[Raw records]
##############################

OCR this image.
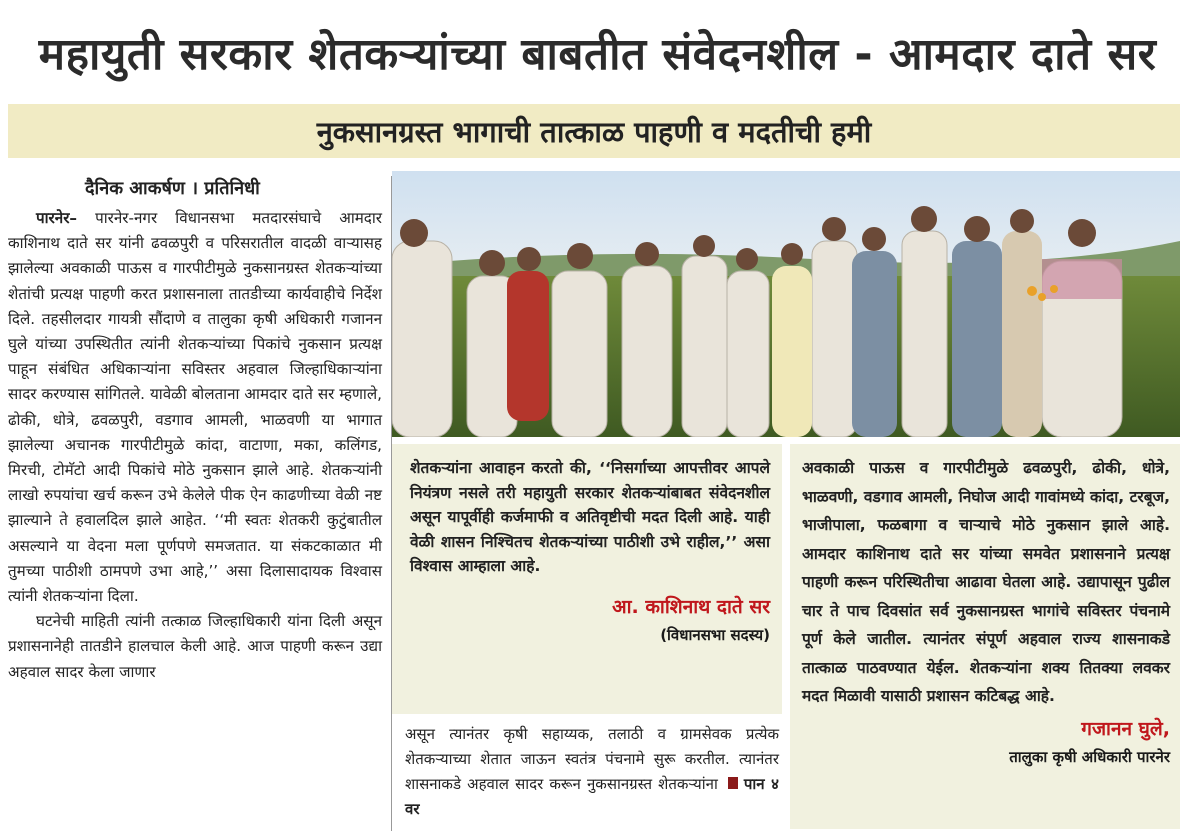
महायुती सरकार शेतकऱ्यांच्या बाबतीत संवेदनशील - आमदार दाते सर
नुकसानग्रस्त भागाची तात्काळ पाहणी व मदतीची हमी
दैनिक आकर्षण । प्रतिनिधी

पारनेर– पारनेर-नगर विधानसभा मतदारसंघाचे आमदार काशिनाथ दाते सर यांनी ढवळपुरी व परिसरातील वादळी वाऱ्यासह झालेल्या अवकाळी पाऊस व गारपीटीमुळे नुकसानग्रस्त शेतकऱ्यांच्या शेतांची प्रत्यक्ष पाहणी करत प्रशासनाला तातडीच्या कार्यवाहीचे निर्देश दिले. तहसीलदार गायत्री सौंदाणे व तालुका कृषी अधिकारी गजानन घुले यांच्या उपस्थितीत त्यांनी शेतकऱ्यांच्या पिकांचे नुकसान प्रत्यक्ष पाहून संबंधित अधिकाऱ्यांना सविस्तर अहवाल जिल्हाधिकाऱ्यांना सादर करण्यास सांगितले. यावेळी बोलताना आमदार दाते सर म्हणाले, ढोकी, धोत्रे, ढवळपुरी, वडगाव आमली, भाळवणी या भागात झालेल्या अचानक गारपीटीमुळे कांदा, वाटाणा, मका, कलिंगड, मिरची, टोमॅटो आदी पिकांचे मोठे नुकसान झाले आहे. शेतकऱ्यांनी लाखो रुपयांचा खर्च करून उभे केलेले पीक ऐन काढणीच्या वेळी नष्ट झाल्याने ते हवालदिल झाले आहेत. ‘‘मी स्वतः शेतकरी कुटुंबातील असल्याने या वेदना मला पूर्णपणे समजतात. या संकटकाळात मी तुमच्या पाठीशी ठामपणे उभा आहे,’’ असा दिलासादायक विश्वास त्यांनी शेतकऱ्यांना दिला.

घटनेची माहिती त्यांनी तत्काळ जिल्हाधिकारी यांना दिली असून प्रशासनानेही तातडीने हालचाल केली आहे. आज पाहणी करून उद्या अहवाल सादर केला जाणार

शेतकऱ्यांना आवाहन करतो की, ‘‘निसर्गाच्या आपत्तीवर आपले नियंत्रण नसले तरी महायुती सरकार शेतकऱ्यांबाबत संवेदनशील असून यापूर्वीही कर्जमाफी व अतिवृष्टीची मदत दिली आहे. याही वेळी शासन निश्चितच शेतकऱ्यांच्या पाठीशी उभे राहील,’’ असा विश्वास आम्हाला आहे.
आ. काशिनाथ दाते सर
(विधानसभा सदस्य)
असून त्यानंतर कृषी सहाय्यक, तलाठी व ग्रामसेवक प्रत्येक शेतकऱ्याच्या शेतात जाऊन स्वतंत्र पंचनामे सुरू करतील. त्यानंतर शासनाकडे अहवाल सादर करून नुकसानग्रस्त शेतकऱ्यांना पान ४ वर
अवकाळी पाऊस व गारपीटीमुळे ढवळपुरी, ढोकी, धोत्रे, भाळवणी, वडगाव आमली, निघोज आदी गावांमध्ये कांदा, टरबूज, भाजीपाला, फळबागा व चाऱ्याचे मोठे नुकसान झाले आहे. आमदार काशिनाथ दाते सर यांच्या समवेत प्रशासनाने प्रत्यक्ष पाहणी करून परिस्थितीचा आढावा घेतला आहे. उद्यापासून पुढील चार ते पाच दिवसांत सर्व नुकसानग्रस्त भागांचे सविस्तर पंचनामे पूर्ण केले जातील. त्यानंतर संपूर्ण अहवाल राज्य शासनाकडे तात्काळ पाठवण्यात येईल. शेतकऱ्यांना शक्य तितक्या लवकर मदत मिळावी यासाठी प्रशासन कटिबद्ध आहे.
गजानन घुले,
तालुका कृषी अधिकारी पारनेर
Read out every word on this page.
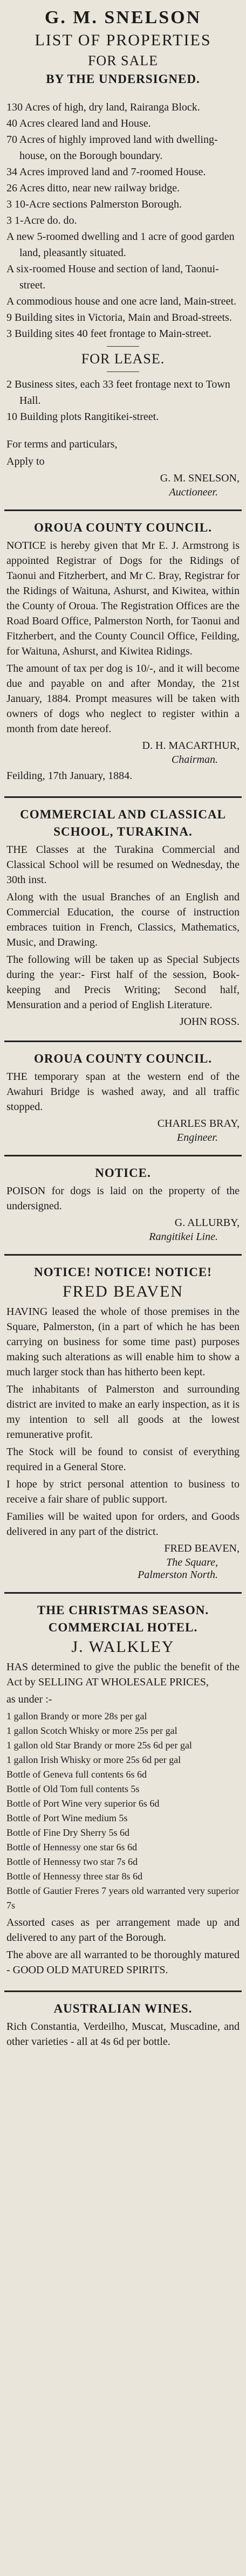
G. M. SNELSON
LIST OF PROPERTIES
FOR SALE
BY THE UNDERSIGNED.

130 Acres of high, dry land, Rairanga Block.

40 Acres cleared land and House.

70 Acres of highly improved land with dwelling-house, on the Borough boundary.

34 Acres improved land and 7-roomed House.

26 Acres ditto, near new railway bridge.

3 10-Acre sections Palmerston Borough.

3 1-Acre do. do.

A new 5-roomed dwelling and 1 acre of good garden land, pleasantly situated.

A six-roomed House and section of land, Taonui-street.

A commodious house and one acre land, Main-street.

9 Building sites in Victoria, Main and Broad-streets.

3 Building sites 40 feet frontage to Main-street.

FOR LEASE.

2 Business sites, each 33 feet frontage next to Town Hall.

10 Building plots Rangitikei-street.

For terms and particulars,

Apply to

G. M. SNELSON,

Auctioneer.

OROUA COUNTY COUNCIL.

NOTICE is hereby given that Mr E. J. Armstrong is appointed Registrar of Dogs for the Ridings of Taonui and Fitzherbert, and Mr C. Bray, Registrar for the Ridings of Waituna, Ashurst, and Kiwitea, within the County of Oroua. The Registration Offices are the Road Board Office, Palmerston North, for Taonui and Fitzherbert, and the County Council Office, Feilding, for Waituna, Ashurst, and Kiwitea Ridings.

The amount of tax per dog is 10/-, and it will become due and payable on and after Monday, the 21st January, 1884. Prompt measures will be taken with owners of dogs who neglect to register within a month from date hereof.

D. H. MACARTHUR,

Chairman.

Feilding, 17th January, 1884.

COMMERCIAL AND CLASSICAL
SCHOOL, TURAKINA.

THE Classes at the Turakina Commercial and Classical School will be resumed on Wednesday, the 30th inst.

Along with the usual Branches of an English and Commercial Education, the course of instruction embraces tuition in French, Classics, Mathematics, Music, and Drawing.

The following will be taken up as Special Subjects during the year:- First half of the session, Book-keeping and Precis Writing; Second half, Mensuration and a period of English Literature.

JOHN ROSS.

OROUA COUNTY COUNCIL.

THE temporary span at the western end of the Awahuri Bridge is washed away, and all traffic stopped.

CHARLES BRAY,

Engineer.

NOTICE.

POISON for dogs is laid on the property of the undersigned.

G. ALLURBY,

Rangitikei Line.

NOTICE! NOTICE! NOTICE!
FRED BEAVEN

HAVING leased the whole of those premises in the Square, Palmerston, (in a part of which he has been carrying on business for some time past) purposes making such alterations as will enable him to show a much larger stock than has hitherto been kept.

The inhabitants of Palmerston and surrounding district are invited to make an early inspection, as it is my intention to sell all goods at the lowest remunerative profit.

The Stock will be found to consist of everything required in a General Store.

I hope by strict personal attention to business to receive a fair share of public support.

Families will be waited upon for orders, and Goods delivered in any part of the district.

FRED BEAVEN,

The Square,

Palmerston North.

THE CHRISTMAS SEASON.
COMMERCIAL HOTEL.
J. WALKLEY

HAS determined to give the public the benefit of the Act by SELLING AT WHOLESALE PRICES,

as under :-

1 gallon Brandy or more 28s per gal

1 gallon Scotch Whisky or more 25s per gal

1 gallon old Star Brandy or more 25s 6d per gal

1 gallon Irish Whisky or more 25s 6d per gal

Bottle of Geneva full contents 6s 6d

Bottle of Old Tom full contents 5s

Bottle of Port Wine very superior 6s 6d

Bottle of Port Wine medium 5s

Bottle of Fine Dry Sherry 5s 6d

Bottle of Hennessy one star 6s 6d

Bottle of Hennessy two star 7s 6d

Bottle of Hennessy three star 8s 6d

Bottle of Gautier Freres 7 years old warranted very superior 7s

Assorted cases as per arrangement made up and delivered to any part of the Borough.

The above are all warranted to be thoroughly matured - GOOD OLD MATURED SPIRITS.

AUSTRALIAN WINES.

Rich Constantia, Verdeilho, Muscat, Muscadine, and other varieties - all at 4s 6d per bottle.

##############################

- **EXERCISE GOAL**
Check each line of the records for "Whisky" and copy the ones that contain it.

- **IN RESPONSE**
1 gallon Scotch Whisky or more 25s per gal
1 gallon Irish Whisky or more 25s 6d per gal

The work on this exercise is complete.